### [What to do]
Locate every line below that contains the word "quirúrgica" and copy it.

[Figure record extracts]
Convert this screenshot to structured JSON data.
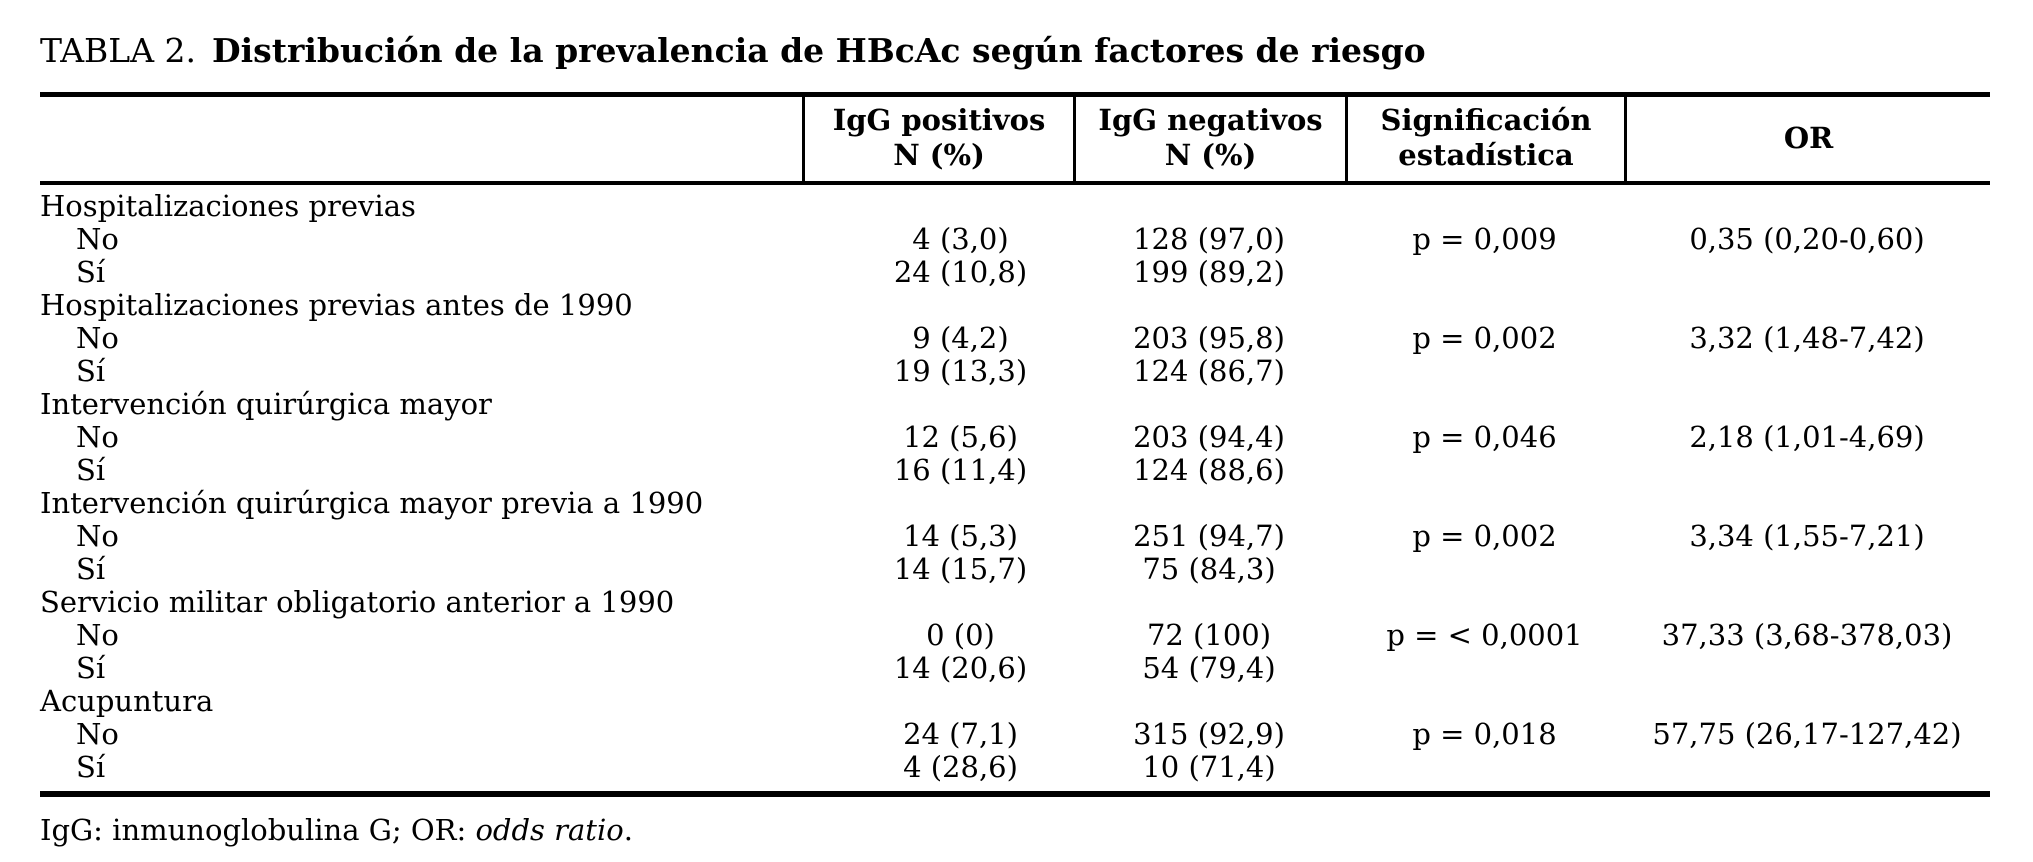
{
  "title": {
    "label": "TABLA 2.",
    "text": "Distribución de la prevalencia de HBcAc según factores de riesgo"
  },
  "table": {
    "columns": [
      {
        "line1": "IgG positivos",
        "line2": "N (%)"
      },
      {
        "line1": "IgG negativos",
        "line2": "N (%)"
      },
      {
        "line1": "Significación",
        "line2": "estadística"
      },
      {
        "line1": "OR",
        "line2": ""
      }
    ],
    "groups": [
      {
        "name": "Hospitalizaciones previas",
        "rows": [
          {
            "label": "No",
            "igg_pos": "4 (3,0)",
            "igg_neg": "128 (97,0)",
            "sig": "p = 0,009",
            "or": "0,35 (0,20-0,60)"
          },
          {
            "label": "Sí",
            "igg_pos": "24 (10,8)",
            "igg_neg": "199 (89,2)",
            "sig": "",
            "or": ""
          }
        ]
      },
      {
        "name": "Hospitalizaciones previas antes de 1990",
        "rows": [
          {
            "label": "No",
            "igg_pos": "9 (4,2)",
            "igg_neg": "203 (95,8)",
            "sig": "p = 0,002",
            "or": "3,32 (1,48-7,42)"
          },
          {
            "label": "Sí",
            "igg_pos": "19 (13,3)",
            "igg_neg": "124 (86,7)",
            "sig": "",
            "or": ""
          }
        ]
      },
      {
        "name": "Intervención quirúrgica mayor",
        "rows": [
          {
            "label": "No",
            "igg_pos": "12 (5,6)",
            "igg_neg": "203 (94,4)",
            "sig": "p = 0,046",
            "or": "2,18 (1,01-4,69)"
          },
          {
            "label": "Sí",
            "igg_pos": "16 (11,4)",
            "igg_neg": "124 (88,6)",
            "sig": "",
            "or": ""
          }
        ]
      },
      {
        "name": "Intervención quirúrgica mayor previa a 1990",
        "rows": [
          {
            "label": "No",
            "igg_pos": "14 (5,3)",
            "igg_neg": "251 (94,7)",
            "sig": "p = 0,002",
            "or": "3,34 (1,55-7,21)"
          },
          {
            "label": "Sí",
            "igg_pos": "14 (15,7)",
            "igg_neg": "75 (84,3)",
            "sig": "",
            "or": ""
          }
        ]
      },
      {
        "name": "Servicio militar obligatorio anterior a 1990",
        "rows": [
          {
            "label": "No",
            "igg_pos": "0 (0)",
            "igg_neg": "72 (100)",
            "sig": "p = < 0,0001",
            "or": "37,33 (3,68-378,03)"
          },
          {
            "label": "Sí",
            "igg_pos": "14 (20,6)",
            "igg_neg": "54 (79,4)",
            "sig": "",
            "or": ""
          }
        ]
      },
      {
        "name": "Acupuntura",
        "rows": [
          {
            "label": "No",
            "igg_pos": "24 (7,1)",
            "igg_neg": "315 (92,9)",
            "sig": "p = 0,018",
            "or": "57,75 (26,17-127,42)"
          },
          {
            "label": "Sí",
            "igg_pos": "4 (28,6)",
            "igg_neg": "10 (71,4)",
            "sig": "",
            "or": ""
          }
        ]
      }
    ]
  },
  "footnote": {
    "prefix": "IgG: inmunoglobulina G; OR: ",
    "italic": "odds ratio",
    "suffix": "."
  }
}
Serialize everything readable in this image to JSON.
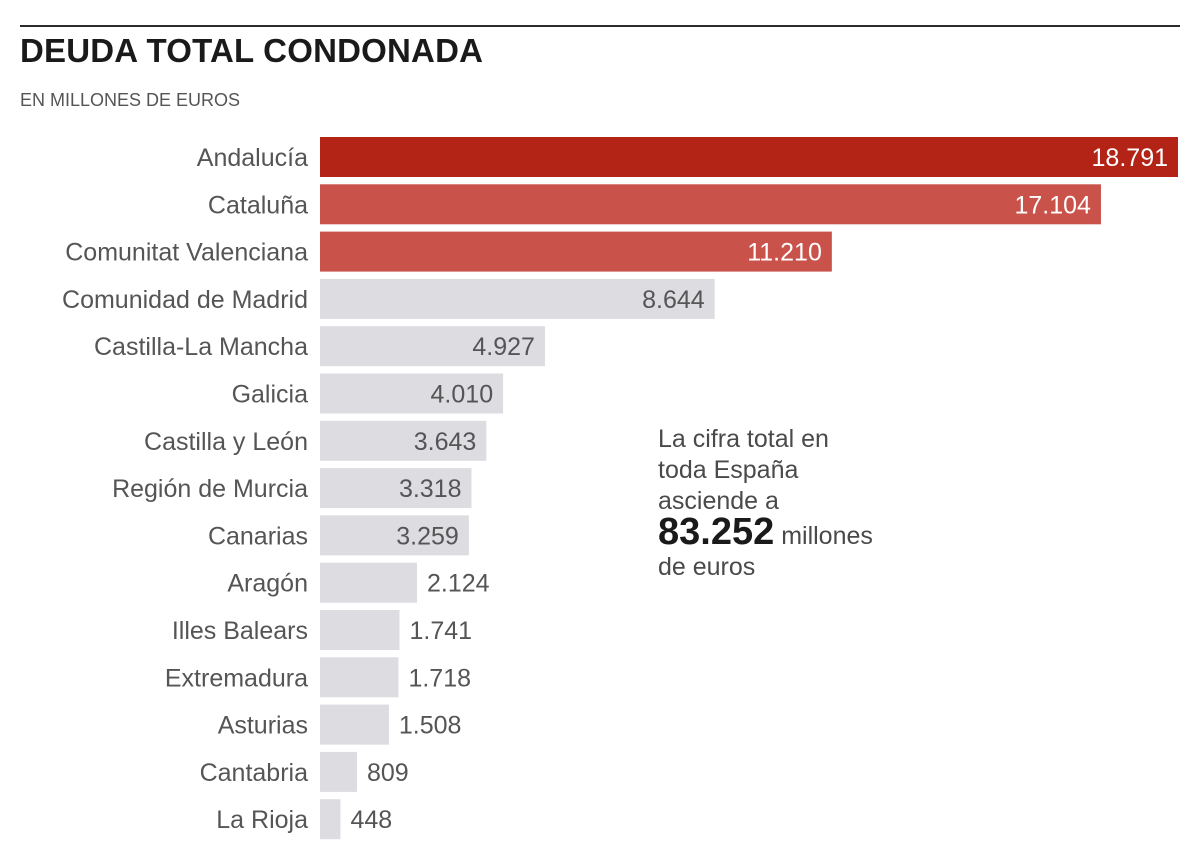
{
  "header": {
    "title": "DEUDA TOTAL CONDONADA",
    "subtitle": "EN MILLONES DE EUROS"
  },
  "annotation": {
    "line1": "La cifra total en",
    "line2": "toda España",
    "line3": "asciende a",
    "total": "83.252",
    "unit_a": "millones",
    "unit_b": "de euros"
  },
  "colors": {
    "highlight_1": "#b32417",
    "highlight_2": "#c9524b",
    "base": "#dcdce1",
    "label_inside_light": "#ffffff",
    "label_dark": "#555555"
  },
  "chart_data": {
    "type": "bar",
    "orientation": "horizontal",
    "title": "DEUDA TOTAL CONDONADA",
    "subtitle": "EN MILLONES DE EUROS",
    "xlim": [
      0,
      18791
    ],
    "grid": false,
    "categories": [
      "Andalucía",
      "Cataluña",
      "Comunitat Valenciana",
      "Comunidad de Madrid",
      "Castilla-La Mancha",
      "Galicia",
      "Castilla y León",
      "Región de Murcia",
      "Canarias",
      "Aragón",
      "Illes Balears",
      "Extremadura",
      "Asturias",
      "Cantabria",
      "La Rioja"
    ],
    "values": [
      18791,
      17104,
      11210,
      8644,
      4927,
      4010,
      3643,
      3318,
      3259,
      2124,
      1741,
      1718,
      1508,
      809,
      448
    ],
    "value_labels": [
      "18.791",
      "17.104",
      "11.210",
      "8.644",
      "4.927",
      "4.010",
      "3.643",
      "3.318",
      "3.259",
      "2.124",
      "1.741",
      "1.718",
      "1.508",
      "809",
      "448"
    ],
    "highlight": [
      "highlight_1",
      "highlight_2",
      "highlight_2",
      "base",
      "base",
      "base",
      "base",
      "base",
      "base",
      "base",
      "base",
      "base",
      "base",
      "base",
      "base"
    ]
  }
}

### [Task solution]
        "name": "Intervención quirúrgica mayor",
        "name": "Intervención quirúrgica mayor previa a 1990",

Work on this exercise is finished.